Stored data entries

────────────────

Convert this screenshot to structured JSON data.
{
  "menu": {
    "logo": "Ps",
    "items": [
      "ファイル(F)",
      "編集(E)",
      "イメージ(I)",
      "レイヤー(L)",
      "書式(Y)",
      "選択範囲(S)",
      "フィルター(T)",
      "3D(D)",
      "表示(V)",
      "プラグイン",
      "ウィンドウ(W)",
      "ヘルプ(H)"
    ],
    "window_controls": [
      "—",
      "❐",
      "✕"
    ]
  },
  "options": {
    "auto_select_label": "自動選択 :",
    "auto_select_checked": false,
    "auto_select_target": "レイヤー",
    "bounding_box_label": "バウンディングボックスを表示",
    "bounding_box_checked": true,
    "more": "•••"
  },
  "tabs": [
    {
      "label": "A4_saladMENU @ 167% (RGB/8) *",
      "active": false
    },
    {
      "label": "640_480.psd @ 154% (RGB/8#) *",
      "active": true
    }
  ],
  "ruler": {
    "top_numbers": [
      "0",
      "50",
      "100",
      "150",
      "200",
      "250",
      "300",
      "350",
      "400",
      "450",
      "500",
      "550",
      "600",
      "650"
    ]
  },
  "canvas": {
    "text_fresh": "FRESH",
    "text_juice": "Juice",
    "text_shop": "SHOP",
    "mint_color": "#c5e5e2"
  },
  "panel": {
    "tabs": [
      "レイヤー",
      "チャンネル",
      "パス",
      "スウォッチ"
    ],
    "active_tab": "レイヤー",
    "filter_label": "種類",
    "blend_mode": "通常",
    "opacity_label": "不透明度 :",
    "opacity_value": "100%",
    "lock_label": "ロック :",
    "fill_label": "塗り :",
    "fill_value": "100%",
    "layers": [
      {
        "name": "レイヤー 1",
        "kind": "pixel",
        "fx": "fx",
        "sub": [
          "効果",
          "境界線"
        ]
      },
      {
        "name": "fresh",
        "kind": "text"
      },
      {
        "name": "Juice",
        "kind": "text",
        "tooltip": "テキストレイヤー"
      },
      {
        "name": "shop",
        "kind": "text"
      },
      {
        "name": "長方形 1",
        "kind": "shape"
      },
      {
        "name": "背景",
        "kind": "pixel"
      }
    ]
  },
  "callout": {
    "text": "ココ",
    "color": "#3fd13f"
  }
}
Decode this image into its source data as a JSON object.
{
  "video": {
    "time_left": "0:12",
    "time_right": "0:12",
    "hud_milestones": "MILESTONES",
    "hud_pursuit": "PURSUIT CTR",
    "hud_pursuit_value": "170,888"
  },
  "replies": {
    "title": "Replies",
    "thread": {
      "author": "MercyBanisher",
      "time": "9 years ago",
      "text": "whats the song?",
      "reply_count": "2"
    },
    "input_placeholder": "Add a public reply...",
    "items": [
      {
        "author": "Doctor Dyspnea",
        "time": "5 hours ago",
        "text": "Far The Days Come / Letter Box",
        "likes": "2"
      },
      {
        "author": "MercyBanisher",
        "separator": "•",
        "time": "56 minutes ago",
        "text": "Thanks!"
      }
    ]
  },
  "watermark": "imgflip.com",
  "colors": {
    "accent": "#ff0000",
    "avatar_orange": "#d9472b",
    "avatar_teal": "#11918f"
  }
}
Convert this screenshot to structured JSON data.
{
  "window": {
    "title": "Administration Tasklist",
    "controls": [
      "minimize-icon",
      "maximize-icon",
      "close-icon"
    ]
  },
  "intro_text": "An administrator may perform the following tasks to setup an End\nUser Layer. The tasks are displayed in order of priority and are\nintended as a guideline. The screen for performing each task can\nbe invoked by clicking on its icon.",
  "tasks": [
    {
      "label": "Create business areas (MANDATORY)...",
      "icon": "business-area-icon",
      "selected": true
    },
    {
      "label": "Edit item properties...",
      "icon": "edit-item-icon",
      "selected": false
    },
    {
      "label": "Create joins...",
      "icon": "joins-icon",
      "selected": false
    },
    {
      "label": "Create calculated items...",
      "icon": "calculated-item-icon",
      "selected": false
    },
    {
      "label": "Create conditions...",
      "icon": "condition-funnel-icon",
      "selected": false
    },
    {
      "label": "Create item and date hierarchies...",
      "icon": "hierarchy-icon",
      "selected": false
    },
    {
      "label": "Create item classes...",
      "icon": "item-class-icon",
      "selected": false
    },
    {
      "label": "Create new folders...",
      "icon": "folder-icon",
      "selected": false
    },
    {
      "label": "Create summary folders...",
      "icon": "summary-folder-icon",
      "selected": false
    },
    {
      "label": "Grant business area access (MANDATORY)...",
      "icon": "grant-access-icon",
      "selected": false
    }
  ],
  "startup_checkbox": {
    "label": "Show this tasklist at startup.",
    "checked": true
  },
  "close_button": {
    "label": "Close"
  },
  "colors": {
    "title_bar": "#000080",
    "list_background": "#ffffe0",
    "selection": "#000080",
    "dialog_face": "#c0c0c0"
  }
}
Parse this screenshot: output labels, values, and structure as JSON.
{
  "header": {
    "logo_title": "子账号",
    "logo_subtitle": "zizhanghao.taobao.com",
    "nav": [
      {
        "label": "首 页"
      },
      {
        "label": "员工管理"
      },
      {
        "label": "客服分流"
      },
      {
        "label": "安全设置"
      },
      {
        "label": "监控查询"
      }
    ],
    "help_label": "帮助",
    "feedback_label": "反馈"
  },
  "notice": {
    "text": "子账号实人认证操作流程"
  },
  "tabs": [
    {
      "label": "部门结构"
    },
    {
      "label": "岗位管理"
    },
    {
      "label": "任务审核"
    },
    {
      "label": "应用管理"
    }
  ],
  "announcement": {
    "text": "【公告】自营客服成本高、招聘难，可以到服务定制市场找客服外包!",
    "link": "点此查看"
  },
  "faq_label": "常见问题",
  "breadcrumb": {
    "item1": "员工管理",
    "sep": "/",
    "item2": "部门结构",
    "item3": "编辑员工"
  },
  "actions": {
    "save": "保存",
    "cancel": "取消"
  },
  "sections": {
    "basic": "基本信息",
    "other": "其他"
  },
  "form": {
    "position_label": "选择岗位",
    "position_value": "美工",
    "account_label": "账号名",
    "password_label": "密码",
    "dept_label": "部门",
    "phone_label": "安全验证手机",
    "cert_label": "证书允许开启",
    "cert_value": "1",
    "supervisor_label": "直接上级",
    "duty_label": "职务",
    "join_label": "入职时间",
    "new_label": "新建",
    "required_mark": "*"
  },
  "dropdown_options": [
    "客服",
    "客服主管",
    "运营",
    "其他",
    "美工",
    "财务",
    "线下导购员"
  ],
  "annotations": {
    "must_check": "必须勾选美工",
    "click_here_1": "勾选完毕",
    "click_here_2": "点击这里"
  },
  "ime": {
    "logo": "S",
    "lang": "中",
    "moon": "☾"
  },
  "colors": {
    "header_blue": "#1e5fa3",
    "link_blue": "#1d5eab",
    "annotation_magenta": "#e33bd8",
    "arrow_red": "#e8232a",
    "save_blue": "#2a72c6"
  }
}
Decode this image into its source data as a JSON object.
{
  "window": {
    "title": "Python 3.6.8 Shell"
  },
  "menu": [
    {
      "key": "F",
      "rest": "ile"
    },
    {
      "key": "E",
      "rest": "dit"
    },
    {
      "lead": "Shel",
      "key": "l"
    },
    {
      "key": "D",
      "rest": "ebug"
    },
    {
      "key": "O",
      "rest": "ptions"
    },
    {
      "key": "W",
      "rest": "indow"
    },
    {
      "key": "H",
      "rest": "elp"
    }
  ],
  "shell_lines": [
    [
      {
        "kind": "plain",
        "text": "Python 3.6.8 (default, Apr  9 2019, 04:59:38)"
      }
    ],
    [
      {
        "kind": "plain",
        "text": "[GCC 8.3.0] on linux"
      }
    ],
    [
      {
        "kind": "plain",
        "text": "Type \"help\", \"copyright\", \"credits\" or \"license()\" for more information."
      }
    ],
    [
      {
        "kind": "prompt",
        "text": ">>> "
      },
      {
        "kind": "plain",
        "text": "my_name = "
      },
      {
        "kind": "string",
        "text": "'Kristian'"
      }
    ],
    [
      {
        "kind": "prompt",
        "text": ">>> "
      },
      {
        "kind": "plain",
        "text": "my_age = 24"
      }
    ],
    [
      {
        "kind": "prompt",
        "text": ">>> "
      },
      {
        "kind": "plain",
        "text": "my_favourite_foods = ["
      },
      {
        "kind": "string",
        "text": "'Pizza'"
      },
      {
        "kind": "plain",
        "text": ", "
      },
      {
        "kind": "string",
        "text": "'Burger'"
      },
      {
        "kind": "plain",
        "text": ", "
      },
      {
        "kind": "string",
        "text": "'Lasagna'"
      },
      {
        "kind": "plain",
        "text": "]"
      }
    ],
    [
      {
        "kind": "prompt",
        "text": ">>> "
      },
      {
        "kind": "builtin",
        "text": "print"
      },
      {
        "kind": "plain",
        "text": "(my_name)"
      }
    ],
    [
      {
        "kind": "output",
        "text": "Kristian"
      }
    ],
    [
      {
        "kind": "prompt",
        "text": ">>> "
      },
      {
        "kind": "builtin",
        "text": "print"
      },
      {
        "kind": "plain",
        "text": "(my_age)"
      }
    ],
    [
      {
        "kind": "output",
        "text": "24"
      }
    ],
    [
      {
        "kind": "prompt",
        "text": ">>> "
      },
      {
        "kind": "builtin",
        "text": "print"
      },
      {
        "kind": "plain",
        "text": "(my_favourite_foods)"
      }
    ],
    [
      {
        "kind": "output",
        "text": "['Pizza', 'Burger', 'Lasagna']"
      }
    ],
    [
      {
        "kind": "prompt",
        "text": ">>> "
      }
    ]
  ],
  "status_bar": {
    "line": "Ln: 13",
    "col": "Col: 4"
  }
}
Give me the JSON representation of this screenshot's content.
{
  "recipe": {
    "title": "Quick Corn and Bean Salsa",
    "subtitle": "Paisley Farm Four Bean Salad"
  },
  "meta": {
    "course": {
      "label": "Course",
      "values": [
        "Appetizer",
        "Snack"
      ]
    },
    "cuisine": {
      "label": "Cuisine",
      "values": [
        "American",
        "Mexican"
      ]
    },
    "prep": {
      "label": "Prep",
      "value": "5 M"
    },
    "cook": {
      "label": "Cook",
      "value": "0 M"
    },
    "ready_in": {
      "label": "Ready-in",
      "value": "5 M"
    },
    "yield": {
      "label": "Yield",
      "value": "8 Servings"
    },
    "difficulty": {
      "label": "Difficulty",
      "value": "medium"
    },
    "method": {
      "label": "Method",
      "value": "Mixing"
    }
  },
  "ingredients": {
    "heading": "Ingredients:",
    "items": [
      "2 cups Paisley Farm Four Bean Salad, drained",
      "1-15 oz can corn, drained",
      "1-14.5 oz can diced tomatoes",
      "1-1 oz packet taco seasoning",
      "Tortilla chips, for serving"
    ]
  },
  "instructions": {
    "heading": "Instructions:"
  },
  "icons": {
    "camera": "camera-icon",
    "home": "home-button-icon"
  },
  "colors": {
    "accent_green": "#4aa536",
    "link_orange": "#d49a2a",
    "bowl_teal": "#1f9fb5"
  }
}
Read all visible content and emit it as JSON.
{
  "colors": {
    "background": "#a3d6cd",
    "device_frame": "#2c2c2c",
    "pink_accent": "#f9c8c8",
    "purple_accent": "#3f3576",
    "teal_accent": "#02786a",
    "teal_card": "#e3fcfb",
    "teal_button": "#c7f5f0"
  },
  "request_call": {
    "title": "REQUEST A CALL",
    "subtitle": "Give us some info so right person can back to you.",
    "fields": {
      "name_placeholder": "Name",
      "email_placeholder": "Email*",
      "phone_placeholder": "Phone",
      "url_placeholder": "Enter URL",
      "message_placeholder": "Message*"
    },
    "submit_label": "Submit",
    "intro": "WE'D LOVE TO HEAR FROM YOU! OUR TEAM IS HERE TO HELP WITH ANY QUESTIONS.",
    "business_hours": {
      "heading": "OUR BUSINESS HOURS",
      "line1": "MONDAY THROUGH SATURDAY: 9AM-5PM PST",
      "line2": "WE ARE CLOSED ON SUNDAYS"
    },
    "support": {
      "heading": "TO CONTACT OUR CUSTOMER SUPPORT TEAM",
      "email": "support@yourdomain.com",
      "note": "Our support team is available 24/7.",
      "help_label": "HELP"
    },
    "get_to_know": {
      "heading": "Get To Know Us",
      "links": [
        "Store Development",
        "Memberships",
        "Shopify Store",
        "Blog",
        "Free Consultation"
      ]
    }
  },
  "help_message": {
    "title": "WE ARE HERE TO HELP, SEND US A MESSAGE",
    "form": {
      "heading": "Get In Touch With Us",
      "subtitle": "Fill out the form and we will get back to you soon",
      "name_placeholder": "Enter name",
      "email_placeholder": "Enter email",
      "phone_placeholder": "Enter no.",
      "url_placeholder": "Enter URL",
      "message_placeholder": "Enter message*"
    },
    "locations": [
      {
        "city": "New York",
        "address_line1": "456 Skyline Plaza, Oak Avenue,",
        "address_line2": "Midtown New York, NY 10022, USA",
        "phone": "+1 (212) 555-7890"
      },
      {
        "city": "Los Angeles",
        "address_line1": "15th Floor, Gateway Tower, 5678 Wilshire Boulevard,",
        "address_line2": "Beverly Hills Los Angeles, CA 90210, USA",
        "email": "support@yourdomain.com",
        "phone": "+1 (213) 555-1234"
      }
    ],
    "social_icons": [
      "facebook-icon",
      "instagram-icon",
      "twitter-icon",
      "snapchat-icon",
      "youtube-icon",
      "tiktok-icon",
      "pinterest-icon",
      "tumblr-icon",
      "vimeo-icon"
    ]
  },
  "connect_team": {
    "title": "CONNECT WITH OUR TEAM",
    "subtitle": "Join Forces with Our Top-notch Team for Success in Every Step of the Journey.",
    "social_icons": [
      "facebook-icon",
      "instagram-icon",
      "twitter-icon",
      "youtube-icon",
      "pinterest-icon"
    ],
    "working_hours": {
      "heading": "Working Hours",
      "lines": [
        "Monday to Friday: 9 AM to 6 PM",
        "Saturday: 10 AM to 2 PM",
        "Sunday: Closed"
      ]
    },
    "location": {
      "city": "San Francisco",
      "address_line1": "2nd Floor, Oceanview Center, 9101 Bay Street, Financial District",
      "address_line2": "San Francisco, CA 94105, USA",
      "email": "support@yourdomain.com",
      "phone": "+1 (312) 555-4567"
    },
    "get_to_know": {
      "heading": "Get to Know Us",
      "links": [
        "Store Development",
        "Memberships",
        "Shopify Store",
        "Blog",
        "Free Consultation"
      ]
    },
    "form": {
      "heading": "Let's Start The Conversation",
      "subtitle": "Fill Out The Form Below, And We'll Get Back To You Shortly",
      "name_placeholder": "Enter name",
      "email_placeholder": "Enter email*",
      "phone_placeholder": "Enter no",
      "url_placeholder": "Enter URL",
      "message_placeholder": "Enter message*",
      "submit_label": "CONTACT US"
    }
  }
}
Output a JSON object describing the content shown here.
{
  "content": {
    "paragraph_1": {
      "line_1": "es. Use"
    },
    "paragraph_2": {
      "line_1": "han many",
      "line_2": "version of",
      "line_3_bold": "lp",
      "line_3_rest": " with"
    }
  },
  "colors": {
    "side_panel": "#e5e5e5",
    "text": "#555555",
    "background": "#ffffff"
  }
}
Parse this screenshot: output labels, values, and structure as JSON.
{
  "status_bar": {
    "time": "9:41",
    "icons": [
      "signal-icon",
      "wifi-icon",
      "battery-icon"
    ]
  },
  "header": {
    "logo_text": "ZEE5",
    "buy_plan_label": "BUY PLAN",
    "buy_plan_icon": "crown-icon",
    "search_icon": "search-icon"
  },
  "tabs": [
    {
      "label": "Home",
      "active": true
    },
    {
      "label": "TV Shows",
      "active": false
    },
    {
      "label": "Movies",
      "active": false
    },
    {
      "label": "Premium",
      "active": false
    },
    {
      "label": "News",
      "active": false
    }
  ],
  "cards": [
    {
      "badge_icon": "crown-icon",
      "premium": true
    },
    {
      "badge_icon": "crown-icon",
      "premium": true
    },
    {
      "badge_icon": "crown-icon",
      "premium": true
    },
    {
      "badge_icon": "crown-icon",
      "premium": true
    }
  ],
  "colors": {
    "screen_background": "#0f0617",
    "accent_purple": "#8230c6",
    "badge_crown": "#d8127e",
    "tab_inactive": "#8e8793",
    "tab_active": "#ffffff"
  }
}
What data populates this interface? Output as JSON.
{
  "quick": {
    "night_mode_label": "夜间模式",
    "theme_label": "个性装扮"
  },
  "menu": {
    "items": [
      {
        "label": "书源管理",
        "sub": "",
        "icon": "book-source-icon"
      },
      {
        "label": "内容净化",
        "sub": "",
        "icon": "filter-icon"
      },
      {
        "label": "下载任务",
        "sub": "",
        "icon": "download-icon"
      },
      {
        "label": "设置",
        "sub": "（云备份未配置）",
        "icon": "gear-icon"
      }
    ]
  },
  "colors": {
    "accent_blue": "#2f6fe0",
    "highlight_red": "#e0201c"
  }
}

────────────────

Work through the records above line by line and count those that hold the string "MercyBanisher". Give only the result.

Right answer
2